Give every line of the data again, unchanged, but with no pictures.

Excerpt from a dataset =
_ _ _

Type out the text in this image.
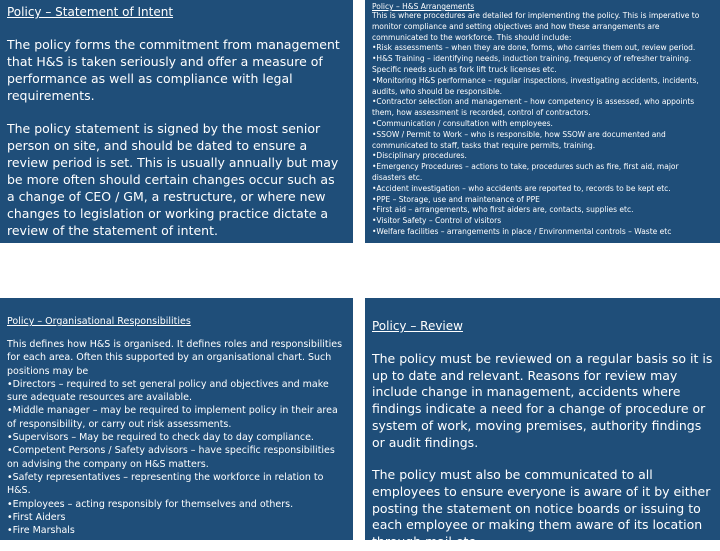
Policy – Statement of Intent

The policy forms the commitment from management that H&S is taken seriously and offer a measure of performance as well as compliance with legal requirements.

The policy statement is signed by the most senior person on site, and should be dated to ensure a review period is set. This is usually annually but may be more often should certain changes occur such as a change of CEO / GM, a restructure, or where new changes to legislation or working practice dictate a review of the statement of intent.

Policy – H&S Arrangements

This is where procedures are detailed for implementing the policy. This is imperative to monitor compliance and setting objectives and how these arrangements are communicated to the workforce. This should include:

•Risk assessments – when they are done, forms, who carries them out, review period.

•H&S Training – identifying needs, induction training, frequency of refresher training. Specific needs such as fork lift truck licenses etc.

•Monitoring H&S performance – regular inspections, investigating accidents, incidents, audits, who should be responsible.

•Contractor selection and management – how competency is assessed, who appoints them, how assessment is recorded, control of contractors.

•Communication / consultation with employees.

•SSOW / Permit to Work – who is responsible, how SSOW are documented and communicated to staff, tasks that require permits, training.

•Disciplinary procedures.

•Emergency Procedures – actions to take, procedures such as fire, first aid, major disasters etc.

•Accident investigation – who accidents are reported to, records to be kept etc.

•PPE – Storage, use and maintenance of PPE

•First aid – arrangements, who first aiders are, contacts, supplies etc.

•Visitor Safety – Control of visitors

•Welfare facilities – arrangements in place / Environmental controls – Waste etc

Policy – Organisational Responsibilities

This defines how H&S is organised. It defines roles and responsibilities for each area. Often this supported by an organisational chart. Such positions may be

•Directors – required to set general policy and objectives and make sure adequate resources are available.

•Middle manager – may be required to implement policy in their area of responsibility, or carry out risk assessments.

•Supervisors – May be required to check day to day compliance.

•Competent Persons / Safety advisors – have specific responsibilities on advising the company on H&S matters.

•Safety representatives – representing the workforce in relation to H&S.

•Employees – acting responsibly for themselves and others.

•First Aiders

•Fire Marshals

Policy – Review

The policy must be reviewed on a regular basis so it is up to date and relevant. Reasons for review may include change in management, accidents where findings indicate a need for a change of procedure or system of work, moving premises, authority findings or audit findings.

The policy must also be communicated to all employees to ensure everyone is aware of it by either posting the statement on notice boards or issuing to each employee or making them aware of its location through mail etc.
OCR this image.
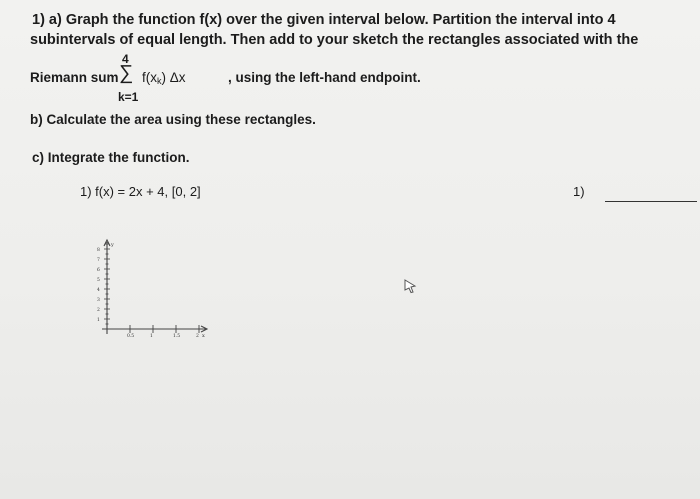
1) a) Graph the function f(x) over the given interval below. Partition the interval into 4
subintervals of equal length. Then add to your sketch the rectangles associated with the
Riemann sum
4
∑ $f(x_k)$ Δx
k=1
, using the left-hand endpoint.
b) Calculate the area using these rectangles.
c) Integrate the function.
1) f(x) = 2x + 4, [0, 2]	1)
8
7
6
5
4
3
2
1
0.5	1	1.5	2
y
x
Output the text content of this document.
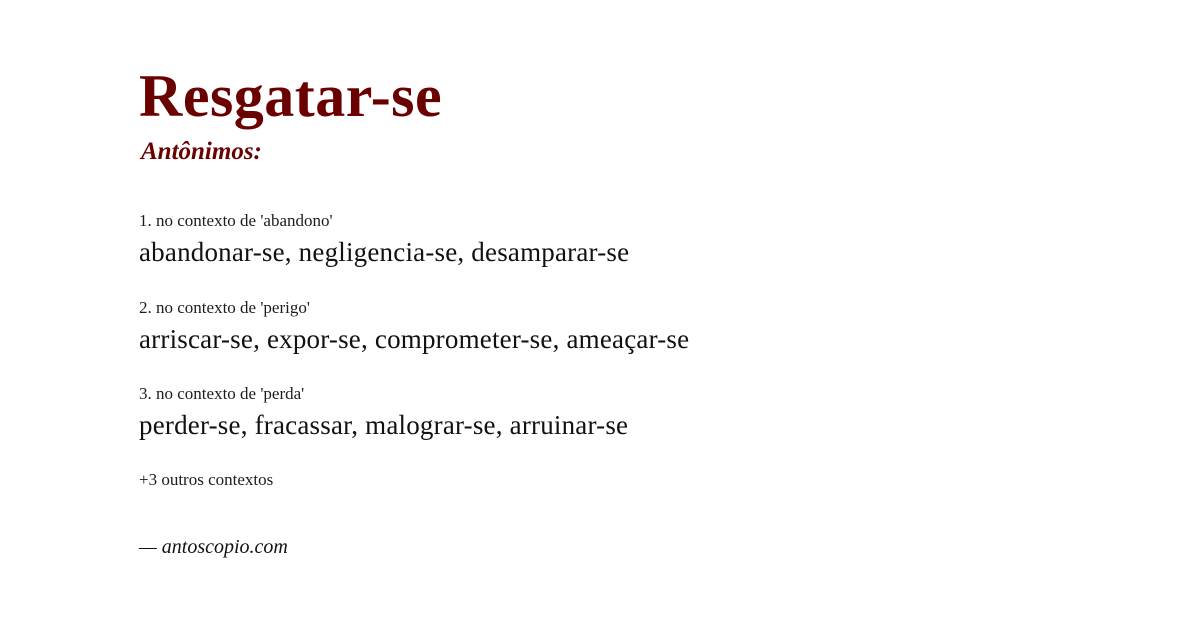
Resgatar-se
Antônimos:
1. no contexto de 'abandono'
abandonar-se, negligencia-se, desamparar-se
2. no contexto de 'perigo'
arriscar-se, expor-se, comprometer-se, ameaçar-se
3. no contexto de 'perda'
perder-se, fracassar, malograr-se, arruinar-se
+3 outros contextos
— antoscopio.com
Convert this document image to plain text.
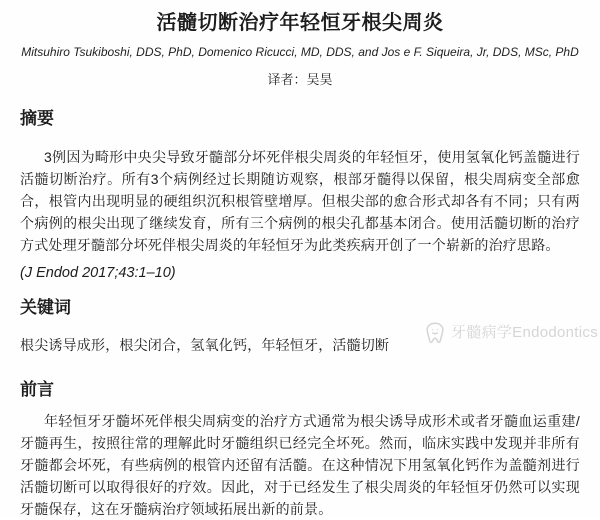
活髓切断治疗年轻恒牙根尖周炎
Mitsuhiro Tsukiboshi, DDS, PhD, Domenico Ricucci, MD, DDS, and Jos e F. Siqueira, Jr, DDS, MSc, PhD
译者：吴昊
摘要

3例因为畸形中央尖导致牙髓部分坏死伴根尖周炎的年轻恒牙，使用氢氧化钙盖髓进行活髓切断治疗。所有3个病例经过长期随访观察，根部牙髓得以保留，根尖周病变全部愈合，根管内出现明显的硬组织沉积根管壁增厚。但根尖部的愈合形式却各有不同；只有两个病例的根尖出现了继续发育，所有三个病例的根尖孔都基本闭合。使用活髓切断的治疗方式处理牙髓部分坏死伴根尖周炎的年轻恒牙为此类疾病开创了一个崭新的治疗思路。

(J Endod 2017;43:1–10)

关键词

根尖诱导成形，根尖闭合，氢氧化钙，年轻恒牙，活髓切断

前言

年轻恒牙牙髓坏死伴根尖周病变的治疗方式通常为根尖诱导成形术或者牙髓血运重建/牙髓再生，按照往常的理解此时牙髓组织已经完全坏死。然而，临床实践中发现并非所有牙髓都会坏死，有些病例的根管内还留有活髓。在这种情况下用氢氧化钙作为盖髓剂进行活髓切断可以取得很好的疗效。因此，对于已经发生了根尖周炎的年轻恒牙仍然可以实现牙髓保存，这在牙髓病治疗领域拓展出新的前景。

牙髓病学Endodontics
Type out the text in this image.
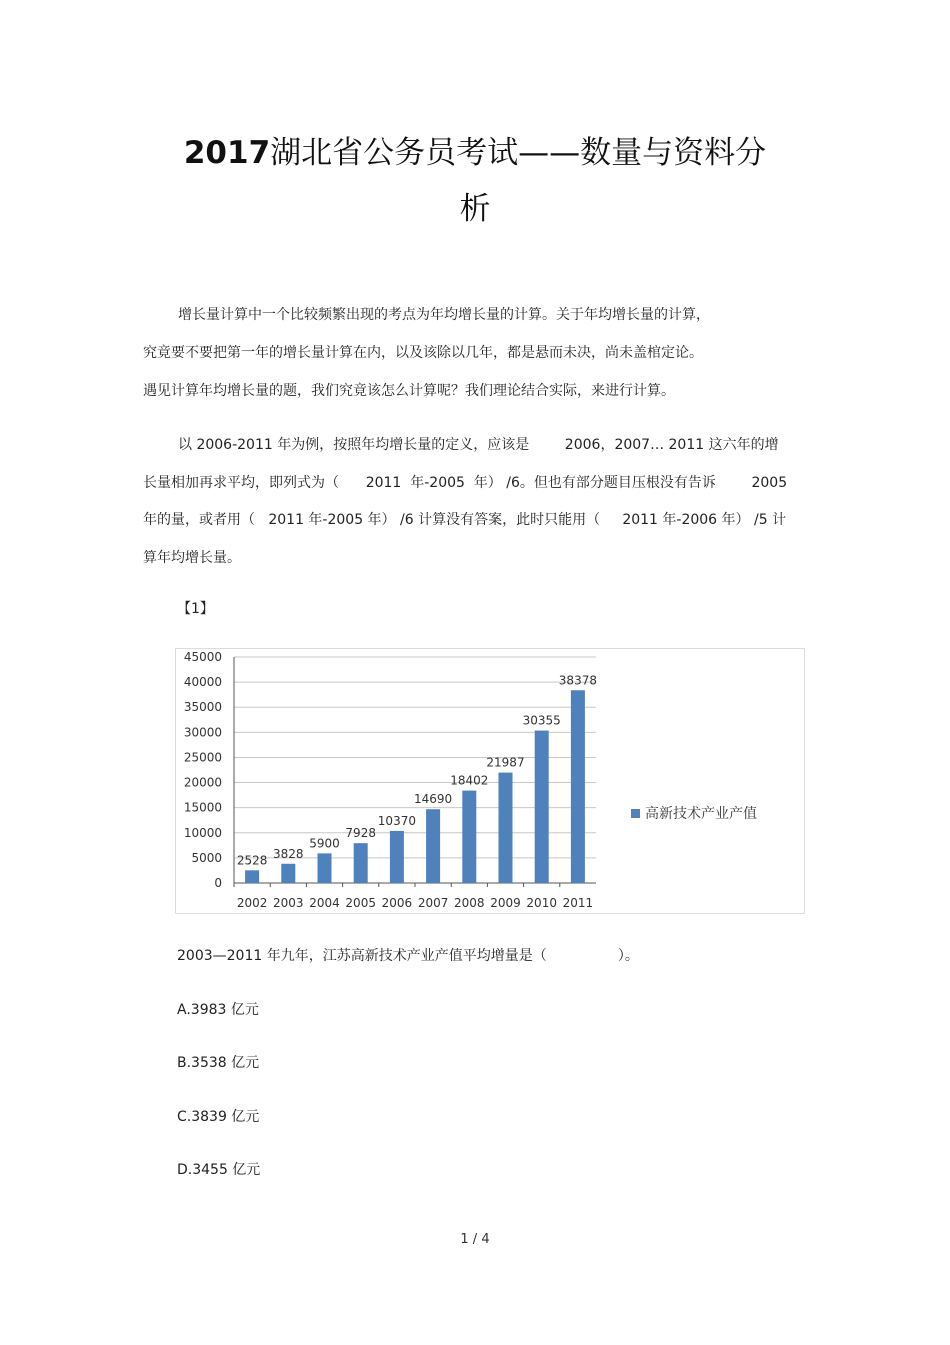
2017湖北省公务员考试——数量与资料分
析
增长量计算中一个比较频繁出现的考点为年均增长量的计算。关于年均增长量的计算，
究竟要不要把第一年的增长量计算在内，以及该除以几年，都是悬而未决，尚未盖棺定论。
遇见计算年均增长量的题，我们究竟该怎么计算呢？我们理论结合实际，来进行计算。
以 2006-2011 年为例，按照年均增长量的定义，应该是        2006，2007… 2011 这六年的增
长量相加再求平均，即列式为（      2011  年-2005  年） /6。但也有部分题目压根没有告诉        2005
年的量，或者用（   2011 年-2005 年） /6 计算没有答案，此时只能用（     2011 年-2006 年） /5 计
算年均增长量。
【1】
0
5000
10000
15000
20000
25000
30000
35000
40000
45000
2528
2002
3828
2003
5900
2004
7928
2005
10370
2006
14690
2007
18402
2008
21987
2009
30355
2010
38378
2011
高新技术产业产值
2003—2011 年九年，江苏高新技术产业产值平均增量是（                ）。
A.3983 亿元
B.3538 亿元
C.3839 亿元
D.3455 亿元
1 / 4
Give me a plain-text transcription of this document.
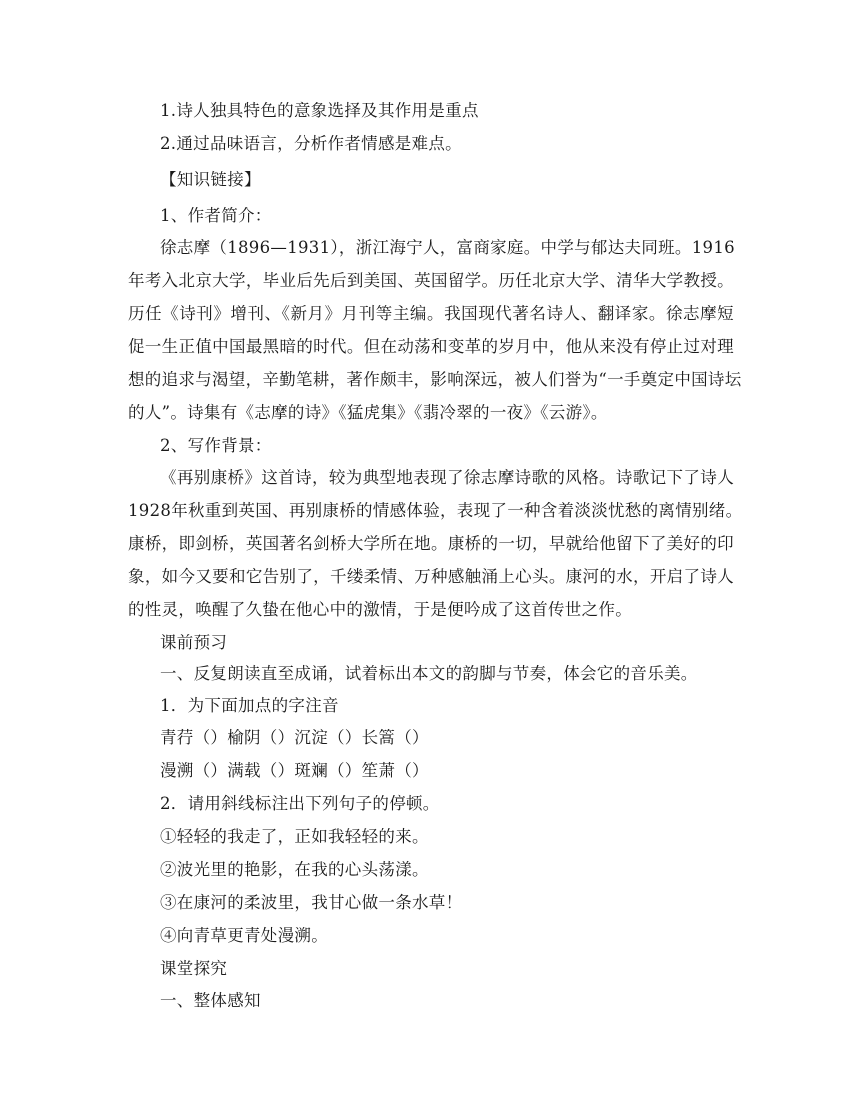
1.诗人独具特色的意象选择及其作用是重点
2.通过品味语言，分析作者情感是难点。
【知识链接】
1、作者简介：
徐志摩（1896—1931），浙江海宁人，富商家庭。中学与郁达夫同班。1916
年考入北京大学，毕业后先后到美国、英国留学。历任北京大学、清华大学教授。
历任《诗刊》增刊、《新月》月刊等主编。我国现代著名诗人、翻译家。徐志摩短
促一生正值中国最黑暗的时代。但在动荡和变革的岁月中，他从来没有停止过对理
想的追求与渴望，辛勤笔耕，著作颇丰，影响深远，被人们誉为“一手奠定中国诗坛
的人”。诗集有《志摩的诗》《猛虎集》《翡冷翠的一夜》《云游》。
2、写作背景：
《再别康桥》这首诗，较为典型地表现了徐志摩诗歌的风格。诗歌记下了诗人
1928年秋重到英国、再别康桥的情感体验，表现了一种含着淡淡忧愁的离情别绪。
康桥，即剑桥，英国著名剑桥大学所在地。康桥的一切，早就给他留下了美好的印
象，如今又要和它告别了，千缕柔情、万种感触涌上心头。康河的水，开启了诗人
的性灵，唤醒了久蛰在他心中的激情，于是便吟成了这首传世之作。
课前预习
一、反复朗读直至成诵，试着标出本文的韵脚与节奏，体会它的音乐美。
1．为下面加点的字注音
青荇（）榆阴（）沉淀（）长篙（）
漫溯（）满载（）斑斓（）笙萧（）
2．请用斜线标注出下列句子的停顿。
①轻轻的我走了，正如我轻轻的来。
②波光里的艳影，在我的心头荡漾。
③在康河的柔波里，我甘心做一条水草！
④向青草更青处漫溯。
课堂探究
一、整体感知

_ _ _

Written response =
Type out the text in this image.
Policy – Statement of Intent

The policy forms the commitment from management that H&S is taken seriously and offer a measure of performance as well as compliance with legal requirements.

The policy statement is signed by the most senior person on site, and should be dated to ensure a review period is set. This is usually annually but may be more often should certain changes occur such as a change of CEO / GM, a restructure, or where new changes to legislation or working practice dictate a review of the statement of intent.

Policy – H&S Arrangements

This is where procedures are detailed for implementing the policy. This is imperative to monitor compliance and setting objectives and how these arrangements are communicated to the workforce. This should include:

•Risk assessments – when they are done, forms, who carries them out, review period.

•H&S Training – identifying needs, induction training, frequency of refresher training. Specific needs such as fork lift truck licenses etc.

•Monitoring H&S performance – regular inspections, investigating accidents, incidents, audits, who should be responsible.

•Contractor selection and management – how competency is assessed, who appoints them, how assessment is recorded, control of contractors.

•Communication / consultation with employees.

•SSOW / Permit to Work – who is responsible, how SSOW are documented and communicated to staff, tasks that require permits, training.

•Disciplinary procedures.

•Emergency Procedures – actions to take, procedures such as fire, first aid, major disasters etc.

•Accident investigation – who accidents are reported to, records to be kept etc.

•PPE – Storage, use and maintenance of PPE

•First aid – arrangements, who first aiders are, contacts, supplies etc.

•Visitor Safety – Control of visitors

•Welfare facilities – arrangements in place / Environmental controls – Waste etc

Policy – Organisational Responsibilities

This defines how H&S is organised. It defines roles and responsibilities for each area. Often this supported by an organisational chart. Such positions may be

•Directors – required to set general policy and objectives and make sure adequate resources are available.

•Middle manager – may be required to implement policy in their area of responsibility, or carry out risk assessments.

•Supervisors – May be required to check day to day compliance.

•Competent Persons / Safety advisors – have specific responsibilities on advising the company on H&S matters.

•Safety representatives – representing the workforce in relation to H&S.

•Employees – acting responsibly for themselves and others.

•First Aiders

•Fire Marshals

Policy – Review

The policy must be reviewed on a regular basis so it is up to date and relevant. Reasons for review may include change in management, accidents where findings indicate a need for a change of procedure or system of work, moving premises, authority findings or audit findings.

The policy must also be communicated to all employees to ensure everyone is aware of it by either posting the statement on notice boards or issuing to each employee or making them aware of its location through mail etc.
OCR this image.
1) a) Graph the function f(x) over the given interval below. Partition the interval into 4
subintervals of equal length. Then add to your sketch the rectangles associated with the
Riemann sum
4
∑ $f(x_k)$ Δx
k=1
, using the left-hand endpoint.
b) Calculate the area using these rectangles.
c) Integrate the function.
1) f(x) = 2x + 4, [0, 2]	1)
8
7
6
5
4
3
2
1
0.5	1	1.5	2
y
x
Output the text content of this document.
Resgatar-se
Antônimos:
1. no contexto de 'abandono'
abandonar-se, negligencia-se, desamparar-se
2. no contexto de 'perigo'
arriscar-se, expor-se, comprometer-se, ameaçar-se
3. no contexto de 'perda'
perder-se, fracassar, malograr-se, arruinar-se
+3 outros contextos
— antoscopio.com
Convert this document image to plain text.
活髓切断治疗年轻恒牙根尖周炎
Mitsuhiro Tsukiboshi, DDS, PhD, Domenico Ricucci, MD, DDS, and Jos e F. Siqueira, Jr, DDS, MSc, PhD
译者：吴昊
摘要

3例因为畸形中央尖导致牙髓部分坏死伴根尖周炎的年轻恒牙，使用氢氧化钙盖髓进行活髓切断治疗。所有3个病例经过长期随访观察，根部牙髓得以保留，根尖周病变全部愈合，根管内出现明显的硬组织沉积根管壁增厚。但根尖部的愈合形式却各有不同；只有两个病例的根尖出现了继续发育，所有三个病例的根尖孔都基本闭合。使用活髓切断的治疗方式处理牙髓部分坏死伴根尖周炎的年轻恒牙为此类疾病开创了一个崭新的治疗思路。

(J Endod 2017;43:1–10)

关键词

根尖诱导成形，根尖闭合，氢氧化钙，年轻恒牙，活髓切断

前言

年轻恒牙牙髓坏死伴根尖周病变的治疗方式通常为根尖诱导成形术或者牙髓血运重建/牙髓再生，按照往常的理解此时牙髓组织已经完全坏死。然而，临床实践中发现并非所有牙髓都会坏死，有些病例的根管内还留有活髓。在这种情况下用氢氧化钙作为盖髓剂进行活髓切断可以取得很好的疗效。因此，对于已经发生了根尖周炎的年轻恒牙仍然可以实现牙髓保存，这在牙髓病治疗领域拓展出新的前景。

牙髓病学Endodontics
Type out the text in this image.
2017湖北省公务员考试——数量与资料分
析
增长量计算中一个比较频繁出现的考点为年均增长量的计算。关于年均增长量的计算，
究竟要不要把第一年的增长量计算在内，以及该除以几年，都是悬而未决，尚未盖棺定论。
遇见计算年均增长量的题，我们究竟该怎么计算呢？我们理论结合实际，来进行计算。
以 2006-2011 年为例，按照年均增长量的定义，应该是        2006，2007… 2011 这六年的增
长量相加再求平均，即列式为（      2011  年-2005  年） /6。但也有部分题目压根没有告诉        2005
年的量，或者用（   2011 年-2005 年） /6 计算没有答案，此时只能用（     2011 年-2006 年） /5 计
算年均增长量。
【1】
0
5000
10000
15000
20000
25000
30000
35000
40000
45000
2528
2002
3828
2003
5900
2004
7928
2005
10370
2006
14690
2007
18402
2008
21987
2009
30355
2010
38378
2011
高新技术产业产值
2003—2011 年九年，江苏高新技术产业产值平均增量是（                ）。
A.3983 亿元
B.3538 亿元
C.3839 亿元
D.3455 亿元
1 / 4
Give me a plain-text transcription of this document.
1.诗人独具特色的意象选择及其作用是重点
2.通过品味语言，分析作者情感是难点。
【知识链接】
1、作者简介：
徐志摩（1896—1931），浙江海宁人，富商家庭。中学与郁达夫同班。1916
年考入北京大学，毕业后先后到美国、英国留学。历任北京大学、清华大学教授。
历任《诗刊》增刊、《新月》月刊等主编。我国现代著名诗人、翻译家。徐志摩短
促一生正值中国最黑暗的时代。但在动荡和变革的岁月中，他从来没有停止过对理
想的追求与渴望，辛勤笔耕，著作颇丰，影响深远，被人们誉为“一手奠定中国诗坛
的人”。诗集有《志摩的诗》《猛虎集》《翡冷翠的一夜》《云游》。
2、写作背景：
《再别康桥》这首诗，较为典型地表现了徐志摩诗歌的风格。诗歌记下了诗人
1928年秋重到英国、再别康桥的情感体验，表现了一种含着淡淡忧愁的离情别绪。
康桥，即剑桥，英国著名剑桥大学所在地。康桥的一切，早就给他留下了美好的印
象，如今又要和它告别了，千缕柔情、万种感触涌上心头。康河的水，开启了诗人
的性灵，唤醒了久蛰在他心中的激情，于是便吟成了这首传世之作。
课前预习
一、反复朗读直至成诵，试着标出本文的韵脚与节奏，体会它的音乐美。
1．为下面加点的字注音
青荇（）榆阴（）沉淀（）长篙（）
漫溯（）满载（）斑斓（）笙萧（）
2．请用斜线标注出下列句子的停顿。
①轻轻的我走了，正如我轻轻的来。
②波光里的艳影，在我的心头荡漾。
③在康河的柔波里，我甘心做一条水草！
④向青草更青处漫溯。
课堂探究
一、整体感知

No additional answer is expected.